Transcribed page data:

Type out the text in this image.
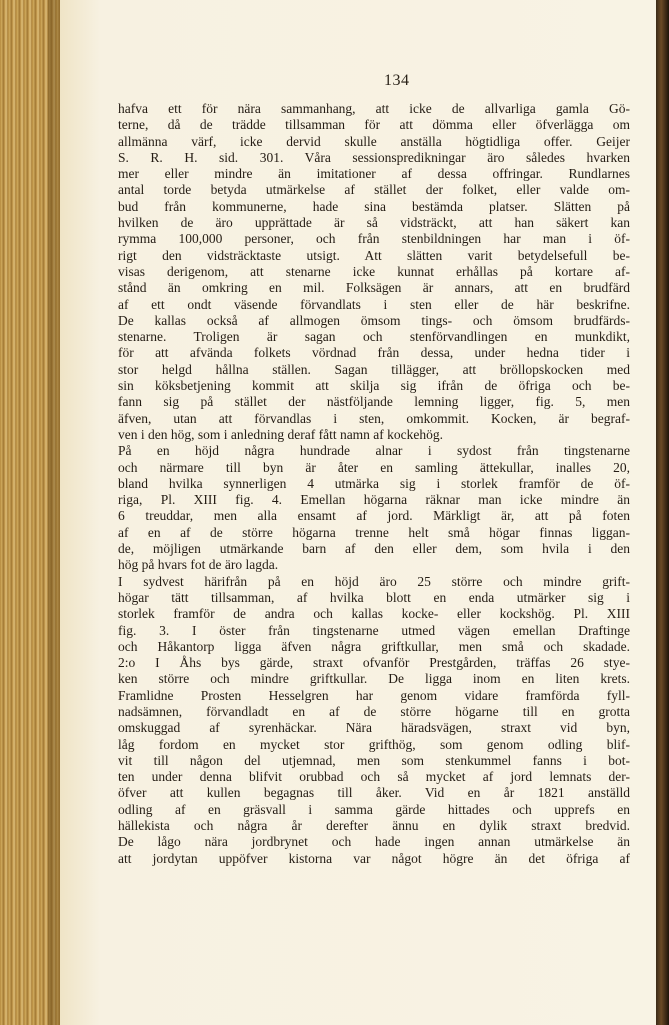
134
hafva ett för nära sammanhang, att icke de allvarliga gamla Gö-
terne, då de trädde tillsamman för att dömma eller öfverlägga om
allmänna värf, icke dervid skulle anställa högtidliga offer. Geijer
S. R. H. sid. 301. Våra sessionspredikningar äro således hvarken
mer eller mindre än imitationer af dessa offringar. Rundlarnes
antal torde betyda utmärkelse af stället der folket, eller valde om-
bud från kommunerne, hade sina bestämda platser. Slätten på
hvilken de äro upprättade är så vidsträckt, att han säkert kan
rymma 100,000 personer, och från stenbildningen har man i öf-
rigt den vidsträcktaste utsigt. Att slätten varit betydelsefull be-
visas derigenom, att stenarne icke kunnat erhållas på kortare af-
stånd än omkring en mil. Folksägen är annars, att en brudfärd
af ett ondt väsende förvandlats i sten eller de här beskrifne.
De kallas också af allmogen ömsom tings- och ömsom brudfärds-
stenarne. Troligen är sagan och stenförvandlingen en munkdikt,
för att afvända folkets vördnad från dessa, under hedna tider i
stor helgd hållna ställen. Sagan tillägger, att bröllopskocken med
sin köksbetjening kommit att skilja sig ifrån de öfriga och be-
fann sig på stället der nästföljande lemning ligger, fig. 5, men
äfven, utan att förvandlas i sten, omkommit. Kocken, är begraf-
ven i den hög, som i anledning deraf fått namn af kockehög.
På en höjd några hundrade alnar i sydost från tingstenarne
och närmare till byn är åter en samling ättekullar, inalles 20,
bland hvilka synnerligen 4 utmärka sig i storlek framför de öf-
riga, Pl. XIII fig. 4. Emellan högarna räknar man icke mindre än
6 treuddar, men alla ensamt af jord. Märkligt är, att på foten
af en af de större högarna trenne helt små högar finnas liggan-
de, möjligen utmärkande barn af den eller dem, som hvila i den
hög på hvars fot de äro lagda.
I sydvest härifrån på en höjd äro 25 större och mindre grift-
högar tätt tillsamman, af hvilka blott en enda utmärker sig i
storlek framför de andra och kallas kocke- eller kockshög. Pl. XIII
fig. 3. I öster från tingstenarne utmed vägen emellan Draftinge
och Håkantorp ligga äfven några griftkullar, men små och skadade.
2:o I Åhs bys gärde, straxt ofvanför Prestgården, träffas 26 stye-
ken större och mindre griftkullar. De ligga inom en liten krets.
Framlidne Prosten Hesselgren har genom vidare framförda fyll-
nadsämnen, förvandladt en af de större högarne till en grotta
omskuggad af syrenhäckar. Nära häradsvägen, straxt vid byn,
låg fordom en mycket stor grifthög, som genom odling blif-
vit till någon del utjemnad, men som stenkummel fanns i bot-
ten under denna blifvit orubbad och så mycket af jord lemnats der-
öfver att kullen begagnas till åker. Vid en år 1821 anställd
odling af en gräsvall i samma gärde hittades och upprefs en
hällekista och några år derefter ännu en dylik straxt bredvid.
De lågo nära jordbrynet och hade ingen annan utmärkelse än
att jordytan uppöfver kistorna var något högre än det öfriga af
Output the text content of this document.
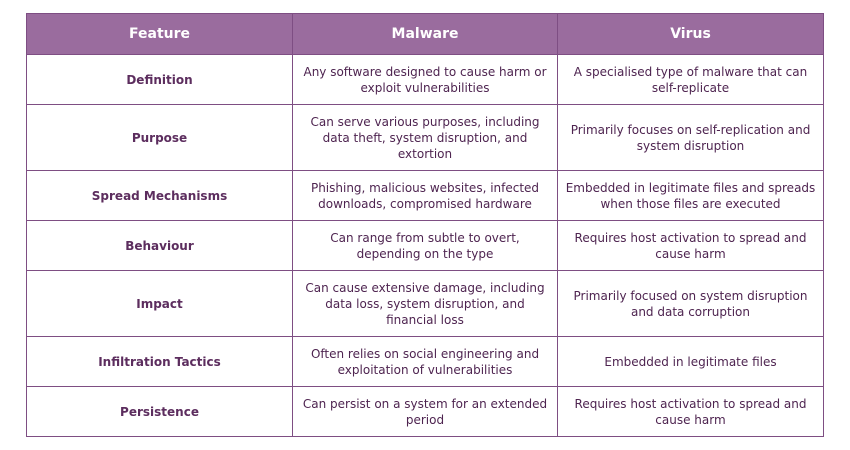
Feature	Malware	Virus
Definition	Any software designed to cause harm or exploit vulnerabilities	A specialised type of malware that can self-replicate
Purpose	Can serve various purposes, including data theft, system disruption, and extortion	Primarily focuses on self-replication and system disruption
Spread Mechanisms	Phishing, malicious websites, infected downloads, compromised hardware	Embedded in legitimate files and spreads when those files are executed
Behaviour	Can range from subtle to overt, depending on the type	Requires host activation to spread and cause harm
Impact	Can cause extensive damage, including data loss, system disruption, and financial loss	Primarily focused on system disruption and data corruption
Infiltration Tactics	Often relies on social engineering and exploitation of vulnerabilities	Embedded in legitimate files
Persistence	Can persist on a system for an extended period	Requires host activation to spread and cause harm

**Task prompt:**
Check each line above for the word "hade" and copy every line that has it.

**Answer to this task:**
bud från kommunerne, hade sina bestämda platser. Slätten på
De lågo nära jordbrynet och hade ingen annan utmärkelse än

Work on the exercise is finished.